* **EXERCISE BRIEF**
In this exercise, return the whole listing exactly, excluding any images.

Data records
--------------------------------------------------

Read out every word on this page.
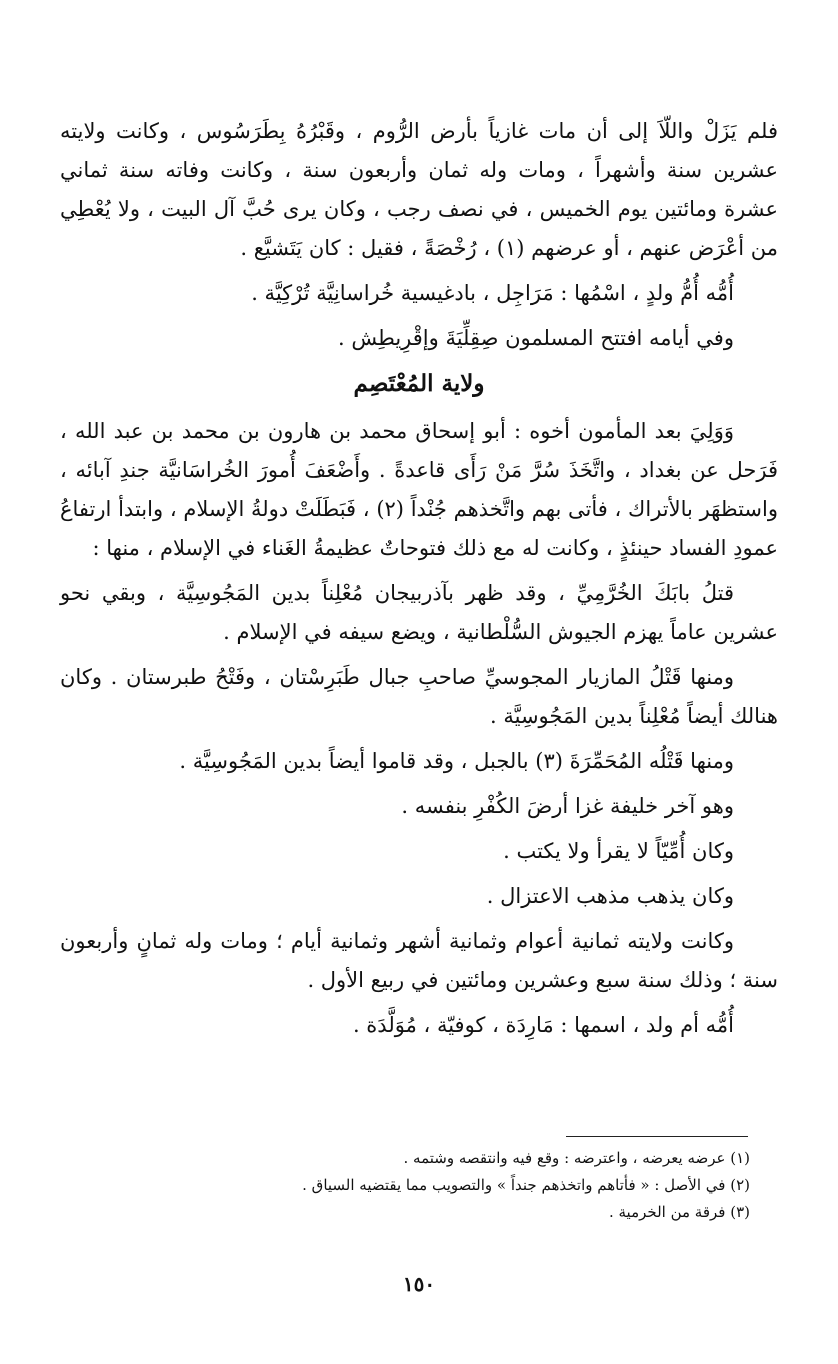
فلم يَزَلْ واللّاَ إلى أن مات غازياً بأرض الرُّوم ، وقَبْرُهُ بِطَرَسُوس ، وكانت ولايته عشرين سنة وأشهراً ، ومات وله ثمان وأربعون سنة ، وكانت وفاته سنة ثماني عشرة ومائتين يوم الخميس ، في نصف رجب ، وكان يرى حُبَّ آل البيت ، ولا يُعْطِي من أعْرَض عنهم ، أو عرضهم (١) ، رُخْصَةً ، فقيل : كان يَتَشيَّع .

أُمُّه أُمُّ ولدٍ ، اسْمُها : مَرَاجِل ، بادغيسية خُراسانِيَّة تُرْكِيَّة .

وفي أيامه افتتح المسلمون صِقِلِّيَةَ وإقْرِيطِش .

ولاية المُعْتَصِم

وَوَلِيَ بعد المأمون أخوه : أبو إسحاق محمد بن هارون بن محمد بن عبد الله ، فَرَحل عن بغداد ، واتَّخَذَ سُرَّ مَنْ رَأَى قاعدةً . وأَضْعَفَ أُمورَ الخُراسَانيَّة جندِ آبائه ، واستظهَر بالأتراك ، فأتى بهم واتَّخذهم جُنْداً (٢) ، فَبَطَلَتْ دولةُ الإسلام ، وابتدأ ارتفاعُ عمودِ الفساد حينئذٍ ، وكانت له مع ذلك فتوحاتٌ عظيمةُ الغَناء في الإسلام ، منها :

قتلُ بابَكَ الخُرَّمِيِّ ، وقد ظهر بآذربيجان مُعْلِناً بدين المَجُوسِيَّة ، وبقي نحو عشرين عاماً يهزم الجيوش السُّلْطانية ، ويضع سيفه في الإسلام .

ومنها قَتْلُ المازيار المجوسيِّ صاحبِ جبال طَبَرِسْتان ، وفَتْحُ طبرستان . وكان هنالك أيضاً مُعْلِناً بدين المَجُوسِيَّة .

ومنها قَتْلُه المُحَمِّرَةَ (٣) بالجبل ، وقد قاموا أيضاً بدين المَجُوسِيَّة .

وهو آخر خليفة غزا أرضَ الكُفْرِ بنفسه .

وكان أُمِّيّاً لا يقرأ ولا يكتب .

وكان يذهب مذهب الاعتزال .

وكانت ولايته ثمانية أعوام وثمانية أشهر وثمانية أيام ؛ ومات وله ثمانٍ وأربعون سنة ؛ وذلك سنة سبع وعشرين ومائتين في ربيع الأول .

أُمُّه أم ولد ، اسمها : مَارِدَة ، كوفيّة ، مُوَلَّدَة .

(١) عرضه يعرضه ، واعترضه : وقع فيه وانتقصه وشتمه .
(٢) في الأصل : « فأتاهم واتخذهم جنداً » والتصويب مما يقتضيه السياق .
(٣) فرقة من الخرمية .
١٥٠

--------------------------------------------------

* **EXERCISE RESULT**
Read out every word on this page.
فلم يَزَلْ واللّاَ إلى أن مات غازياً بأرض الرُّوم ، وقَبْرُهُ بِطَرَسُوس ، وكانت ولايته عشرين سنة وأشهراً ، ومات وله ثمان وأربعون سنة ، وكانت وفاته سنة ثماني عشرة ومائتين يوم الخميس ، في نصف رجب ، وكان يرى حُبَّ آل البيت ، ولا يُعْطِي من أعْرَض عنهم ، أو عرضهم (١) ، رُخْصَةً ، فقيل : كان يَتَشيَّع .

أُمُّه أُمُّ ولدٍ ، اسْمُها : مَرَاجِل ، بادغيسية خُراسانِيَّة تُرْكِيَّة .

وفي أيامه افتتح المسلمون صِقِلِّيَةَ وإقْرِيطِش .

ولاية المُعْتَصِم

وَوَلِيَ بعد المأمون أخوه : أبو إسحاق محمد بن هارون بن محمد بن عبد الله ، فَرَحل عن بغداد ، واتَّخَذَ سُرَّ مَنْ رَأَى قاعدةً . وأَضْعَفَ أُمورَ الخُراسَانيَّة جندِ آبائه ، واستظهَر بالأتراك ، فأتى بهم واتَّخذهم جُنْداً (٢) ، فَبَطَلَتْ دولةُ الإسلام ، وابتدأ ارتفاعُ عمودِ الفساد حينئذٍ ، وكانت له مع ذلك فتوحاتٌ عظيمةُ الغَناء في الإسلام ، منها :

قتلُ بابَكَ الخُرَّمِيِّ ، وقد ظهر بآذربيجان مُعْلِناً بدين المَجُوسِيَّة ، وبقي نحو عشرين عاماً يهزم الجيوش السُّلْطانية ، ويضع سيفه في الإسلام .

ومنها قَتْلُ المازيار المجوسيِّ صاحبِ جبال طَبَرِسْتان ، وفَتْحُ طبرستان . وكان هنالك أيضاً مُعْلِناً بدين المَجُوسِيَّة .

ومنها قَتْلُه المُحَمِّرَةَ (٣) بالجبل ، وقد قاموا أيضاً بدين المَجُوسِيَّة .

وهو آخر خليفة غزا أرضَ الكُفْرِ بنفسه .

وكان أُمِّيّاً لا يقرأ ولا يكتب .

وكان يذهب مذهب الاعتزال .

وكانت ولايته ثمانية أعوام وثمانية أشهر وثمانية أيام ؛ ومات وله ثمانٍ وأربعون سنة ؛ وذلك سنة سبع وعشرين ومائتين في ربيع الأول .

أُمُّه أم ولد ، اسمها : مَارِدَة ، كوفيّة ، مُوَلَّدَة .

(١) عرضه يعرضه ، واعترضه : وقع فيه وانتقصه وشتمه .
(٢) في الأصل : « فأتاهم واتخذهم جنداً » والتصويب مما يقتضيه السياق .
(٣) فرقة من الخرمية .
١٥٠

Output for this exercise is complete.